Give a verbatim copy of the lines below, minus the pictures.

** Start RECORDS FOR THE TASK **

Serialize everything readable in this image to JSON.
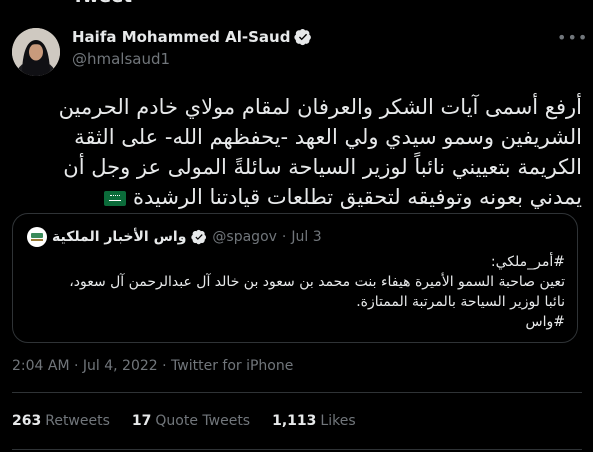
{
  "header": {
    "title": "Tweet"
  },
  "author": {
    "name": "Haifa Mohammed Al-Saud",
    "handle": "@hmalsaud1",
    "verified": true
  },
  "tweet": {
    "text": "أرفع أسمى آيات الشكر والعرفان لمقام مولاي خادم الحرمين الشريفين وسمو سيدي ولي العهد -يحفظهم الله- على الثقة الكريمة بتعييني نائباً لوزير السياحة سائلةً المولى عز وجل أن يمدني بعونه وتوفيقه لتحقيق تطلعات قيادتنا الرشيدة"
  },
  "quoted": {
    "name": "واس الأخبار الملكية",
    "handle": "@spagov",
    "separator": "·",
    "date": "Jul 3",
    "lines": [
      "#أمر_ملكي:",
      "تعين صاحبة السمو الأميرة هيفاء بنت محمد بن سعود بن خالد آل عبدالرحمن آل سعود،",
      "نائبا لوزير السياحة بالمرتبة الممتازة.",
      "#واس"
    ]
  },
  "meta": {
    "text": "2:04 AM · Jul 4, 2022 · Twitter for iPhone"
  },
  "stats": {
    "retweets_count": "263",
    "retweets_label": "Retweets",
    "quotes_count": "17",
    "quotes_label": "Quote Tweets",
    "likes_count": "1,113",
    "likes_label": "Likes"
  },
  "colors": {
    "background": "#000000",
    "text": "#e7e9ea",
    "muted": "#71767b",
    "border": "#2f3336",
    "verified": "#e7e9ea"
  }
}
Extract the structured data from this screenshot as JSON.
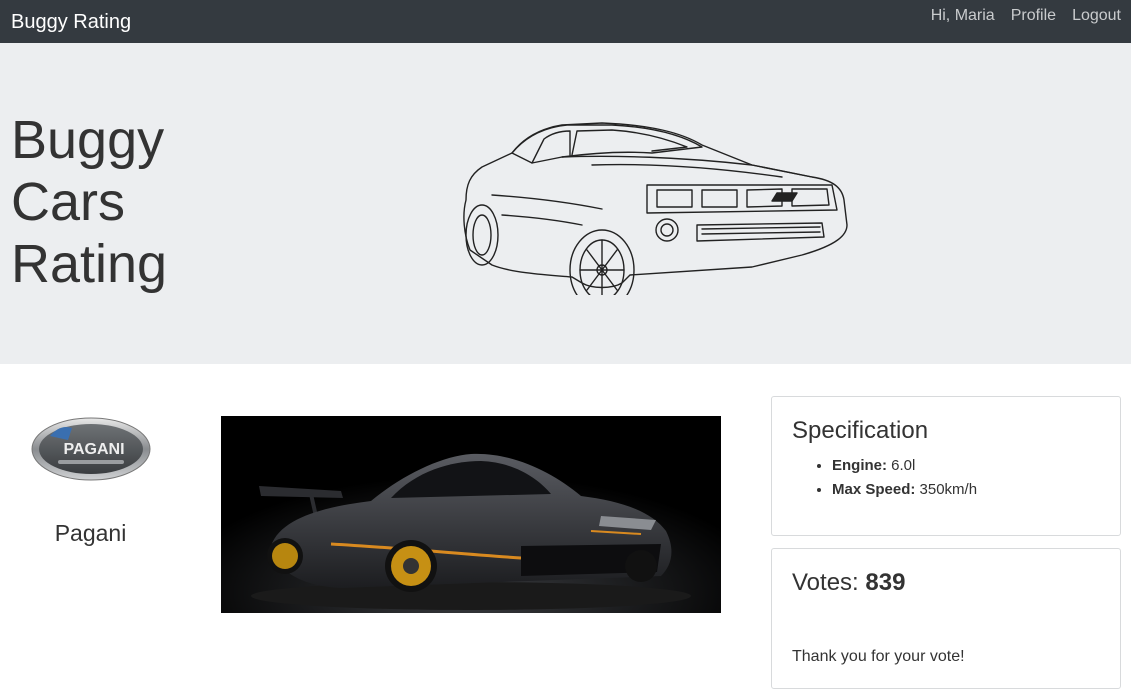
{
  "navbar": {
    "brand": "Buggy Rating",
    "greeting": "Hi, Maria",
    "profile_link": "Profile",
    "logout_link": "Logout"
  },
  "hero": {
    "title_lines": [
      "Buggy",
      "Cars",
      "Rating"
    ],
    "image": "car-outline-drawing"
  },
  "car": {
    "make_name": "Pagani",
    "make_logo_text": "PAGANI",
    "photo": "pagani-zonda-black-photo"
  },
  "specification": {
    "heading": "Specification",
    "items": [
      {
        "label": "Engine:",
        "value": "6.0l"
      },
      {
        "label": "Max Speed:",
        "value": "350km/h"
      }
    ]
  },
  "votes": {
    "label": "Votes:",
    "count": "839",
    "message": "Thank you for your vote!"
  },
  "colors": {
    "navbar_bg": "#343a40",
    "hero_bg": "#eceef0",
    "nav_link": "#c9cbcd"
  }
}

** End RECORDS FOR THE TASK **

▶ [ANSWER TO THE EXERCISE]
Serialize everything readable in this image to JSON.
{
  "header": {
    "title": "Tweet"
  },
  "author": {
    "name": "Haifa Mohammed Al-Saud",
    "handle": "@hmalsaud1",
    "verified": true
  },
  "tweet": {
    "text": "أرفع أسمى آيات الشكر والعرفان لمقام مولاي خادم الحرمين الشريفين وسمو سيدي ولي العهد -يحفظهم الله- على الثقة الكريمة بتعييني نائباً لوزير السياحة سائلةً المولى عز وجل أن يمدني بعونه وتوفيقه لتحقيق تطلعات قيادتنا الرشيدة"
  },
  "quoted": {
    "name": "واس الأخبار الملكية",
    "handle": "@spagov",
    "separator": "·",
    "date": "Jul 3",
    "lines": [
      "#أمر_ملكي:",
      "تعين صاحبة السمو الأميرة هيفاء بنت محمد بن سعود بن خالد آل عبدالرحمن آل سعود،",
      "نائبا لوزير السياحة بالمرتبة الممتازة.",
      "#واس"
    ]
  },
  "meta": {
    "text": "2:04 AM · Jul 4, 2022 · Twitter for iPhone"
  },
  "stats": {
    "retweets_count": "263",
    "retweets_label": "Retweets",
    "quotes_count": "17",
    "quotes_label": "Quote Tweets",
    "likes_count": "1,113",
    "likes_label": "Likes"
  },
  "colors": {
    "background": "#000000",
    "text": "#e7e9ea",
    "muted": "#71767b",
    "border": "#2f3336",
    "verified": "#e7e9ea"
  }
}
Extract the structured data from this screenshot as JSON.
{
  "navbar": {
    "brand": "Buggy Rating",
    "greeting": "Hi, Maria",
    "profile_link": "Profile",
    "logout_link": "Logout"
  },
  "hero": {
    "title_lines": [
      "Buggy",
      "Cars",
      "Rating"
    ],
    "image": "car-outline-drawing"
  },
  "car": {
    "make_name": "Pagani",
    "make_logo_text": "PAGANI",
    "photo": "pagani-zonda-black-photo"
  },
  "specification": {
    "heading": "Specification",
    "items": [
      {
        "label": "Engine:",
        "value": "6.0l"
      },
      {
        "label": "Max Speed:",
        "value": "350km/h"
      }
    ]
  },
  "votes": {
    "label": "Votes:",
    "count": "839",
    "message": "Thank you for your vote!"
  },
  "colors": {
    "navbar_bg": "#343a40",
    "hero_bg": "#eceef0",
    "nav_link": "#c9cbcd"
  }
}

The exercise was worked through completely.